* [Task details] Output the data below in full, character for character.

══ Working data

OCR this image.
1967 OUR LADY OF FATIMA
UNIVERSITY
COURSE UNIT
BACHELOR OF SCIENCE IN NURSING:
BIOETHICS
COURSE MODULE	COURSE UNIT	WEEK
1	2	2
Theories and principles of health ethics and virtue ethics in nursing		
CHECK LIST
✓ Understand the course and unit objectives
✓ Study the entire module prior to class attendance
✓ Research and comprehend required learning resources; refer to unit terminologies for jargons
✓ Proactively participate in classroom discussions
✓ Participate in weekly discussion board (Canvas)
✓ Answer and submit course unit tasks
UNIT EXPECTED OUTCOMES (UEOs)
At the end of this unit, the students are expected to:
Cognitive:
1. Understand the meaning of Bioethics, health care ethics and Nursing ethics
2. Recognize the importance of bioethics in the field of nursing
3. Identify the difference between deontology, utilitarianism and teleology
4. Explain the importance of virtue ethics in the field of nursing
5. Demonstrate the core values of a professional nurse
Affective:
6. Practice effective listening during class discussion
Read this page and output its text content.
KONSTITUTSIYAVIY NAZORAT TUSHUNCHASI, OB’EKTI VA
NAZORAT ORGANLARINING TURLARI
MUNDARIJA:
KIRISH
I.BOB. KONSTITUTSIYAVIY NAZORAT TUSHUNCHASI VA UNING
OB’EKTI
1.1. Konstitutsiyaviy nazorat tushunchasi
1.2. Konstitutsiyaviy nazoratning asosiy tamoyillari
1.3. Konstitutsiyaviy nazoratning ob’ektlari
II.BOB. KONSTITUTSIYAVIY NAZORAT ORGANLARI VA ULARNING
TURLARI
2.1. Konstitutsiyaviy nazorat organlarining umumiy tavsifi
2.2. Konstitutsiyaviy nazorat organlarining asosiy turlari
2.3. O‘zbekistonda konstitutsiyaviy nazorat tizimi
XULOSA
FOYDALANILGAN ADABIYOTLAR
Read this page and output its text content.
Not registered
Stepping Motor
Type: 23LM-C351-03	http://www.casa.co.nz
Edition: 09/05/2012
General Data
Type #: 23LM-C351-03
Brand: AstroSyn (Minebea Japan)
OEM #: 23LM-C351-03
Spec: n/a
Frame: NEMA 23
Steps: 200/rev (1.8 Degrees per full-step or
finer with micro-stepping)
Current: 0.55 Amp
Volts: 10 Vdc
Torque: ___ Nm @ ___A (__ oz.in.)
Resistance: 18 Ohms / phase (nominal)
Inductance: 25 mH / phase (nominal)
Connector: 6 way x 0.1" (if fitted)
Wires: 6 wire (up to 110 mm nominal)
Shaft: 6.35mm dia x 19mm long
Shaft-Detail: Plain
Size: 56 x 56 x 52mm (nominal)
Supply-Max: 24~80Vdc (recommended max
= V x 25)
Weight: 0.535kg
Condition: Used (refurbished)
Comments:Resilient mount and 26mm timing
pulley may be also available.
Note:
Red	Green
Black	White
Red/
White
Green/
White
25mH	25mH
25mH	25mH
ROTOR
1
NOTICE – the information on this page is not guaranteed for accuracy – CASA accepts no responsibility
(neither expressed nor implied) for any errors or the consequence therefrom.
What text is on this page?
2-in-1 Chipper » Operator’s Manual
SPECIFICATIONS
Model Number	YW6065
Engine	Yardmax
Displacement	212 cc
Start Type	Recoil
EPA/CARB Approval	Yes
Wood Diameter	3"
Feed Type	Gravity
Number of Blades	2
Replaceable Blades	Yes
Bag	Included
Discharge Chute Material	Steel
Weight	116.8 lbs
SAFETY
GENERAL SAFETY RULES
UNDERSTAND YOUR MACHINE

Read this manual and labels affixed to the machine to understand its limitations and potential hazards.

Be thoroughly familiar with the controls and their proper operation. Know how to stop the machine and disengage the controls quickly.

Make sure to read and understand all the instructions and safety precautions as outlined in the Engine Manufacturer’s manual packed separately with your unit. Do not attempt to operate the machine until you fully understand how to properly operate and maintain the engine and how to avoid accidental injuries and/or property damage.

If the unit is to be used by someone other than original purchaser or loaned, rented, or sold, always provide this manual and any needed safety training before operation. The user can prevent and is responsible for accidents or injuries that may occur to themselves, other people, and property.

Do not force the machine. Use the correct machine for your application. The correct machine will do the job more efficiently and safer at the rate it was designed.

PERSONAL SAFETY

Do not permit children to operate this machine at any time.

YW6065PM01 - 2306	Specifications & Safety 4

════

* [Exercise output]
OCR this image.
1967 OUR LADY OF FATIMA
UNIVERSITY
COURSE UNIT
BACHELOR OF SCIENCE IN NURSING:
BIOETHICS
COURSE MODULE	COURSE UNIT	WEEK
1	2	2
Theories and principles of health ethics and virtue ethics in nursing		
CHECK LIST
✓ Understand the course and unit objectives
✓ Study the entire module prior to class attendance
✓ Research and comprehend required learning resources; refer to unit terminologies for jargons
✓ Proactively participate in classroom discussions
✓ Participate in weekly discussion board (Canvas)
✓ Answer and submit course unit tasks
UNIT EXPECTED OUTCOMES (UEOs)
At the end of this unit, the students are expected to:
Cognitive:
1. Understand the meaning of Bioethics, health care ethics and Nursing ethics
2. Recognize the importance of bioethics in the field of nursing
3. Identify the difference between deontology, utilitarianism and teleology
4. Explain the importance of virtue ethics in the field of nursing
5. Demonstrate the core values of a professional nurse
Affective:
6. Practice effective listening during class discussion
Read this page and output its text content.
KONSTITUTSIYAVIY NAZORAT TUSHUNCHASI, OB’EKTI VA
NAZORAT ORGANLARINING TURLARI
MUNDARIJA:
KIRISH
I.BOB. KONSTITUTSIYAVIY NAZORAT TUSHUNCHASI VA UNING
OB’EKTI
1.1. Konstitutsiyaviy nazorat tushunchasi
1.2. Konstitutsiyaviy nazoratning asosiy tamoyillari
1.3. Konstitutsiyaviy nazoratning ob’ektlari
II.BOB. KONSTITUTSIYAVIY NAZORAT ORGANLARI VA ULARNING
TURLARI
2.1. Konstitutsiyaviy nazorat organlarining umumiy tavsifi
2.2. Konstitutsiyaviy nazorat organlarining asosiy turlari
2.3. O‘zbekistonda konstitutsiyaviy nazorat tizimi
XULOSA
FOYDALANILGAN ADABIYOTLAR
Read this page and output its text content.
Not registered
Stepping Motor
Type: 23LM-C351-03	http://www.casa.co.nz
Edition: 09/05/2012
General Data
Type #: 23LM-C351-03
Brand: AstroSyn (Minebea Japan)
OEM #: 23LM-C351-03
Spec: n/a
Frame: NEMA 23
Steps: 200/rev (1.8 Degrees per full-step or
finer with micro-stepping)
Current: 0.55 Amp
Volts: 10 Vdc
Torque: ___ Nm @ ___A (__ oz.in.)
Resistance: 18 Ohms / phase (nominal)
Inductance: 25 mH / phase (nominal)
Connector: 6 way x 0.1" (if fitted)
Wires: 6 wire (up to 110 mm nominal)
Shaft: 6.35mm dia x 19mm long
Shaft-Detail: Plain
Size: 56 x 56 x 52mm (nominal)
Supply-Max: 24~80Vdc (recommended max
= V x 25)
Weight: 0.535kg
Condition: Used (refurbished)
Comments:Resilient mount and 26mm timing
pulley may be also available.
Note:
Red	Green
Black	White
Red/
White
Green/
White
25mH	25mH
25mH	25mH
ROTOR
1
NOTICE – the information on this page is not guaranteed for accuracy – CASA accepts no responsibility
(neither expressed nor implied) for any errors or the consequence therefrom.
What text is on this page?
2-in-1 Chipper » Operator’s Manual
SPECIFICATIONS
Model Number	YW6065
Engine	Yardmax
Displacement	212 cc
Start Type	Recoil
EPA/CARB Approval	Yes
Wood Diameter	3"
Feed Type	Gravity
Number of Blades	2
Replaceable Blades	Yes
Bag	Included
Discharge Chute Material	Steel
Weight	116.8 lbs
SAFETY
GENERAL SAFETY RULES
UNDERSTAND YOUR MACHINE

Read this manual and labels affixed to the machine to understand its limitations and potential hazards.

Be thoroughly familiar with the controls and their proper operation. Know how to stop the machine and disengage the controls quickly.

Make sure to read and understand all the instructions and safety precautions as outlined in the Engine Manufacturer’s manual packed separately with your unit. Do not attempt to operate the machine until you fully understand how to properly operate and maintain the engine and how to avoid accidental injuries and/or property damage.

If the unit is to be used by someone other than original purchaser or loaned, rented, or sold, always provide this manual and any needed safety training before operation. The user can prevent and is responsible for accidents or injuries that may occur to themselves, other people, and property.

Do not force the machine. Use the correct machine for your application. The correct machine will do the job more efficiently and safer at the rate it was designed.

PERSONAL SAFETY

Do not permit children to operate this machine at any time.

YW6065PM01 - 2306	Specifications & Safety 4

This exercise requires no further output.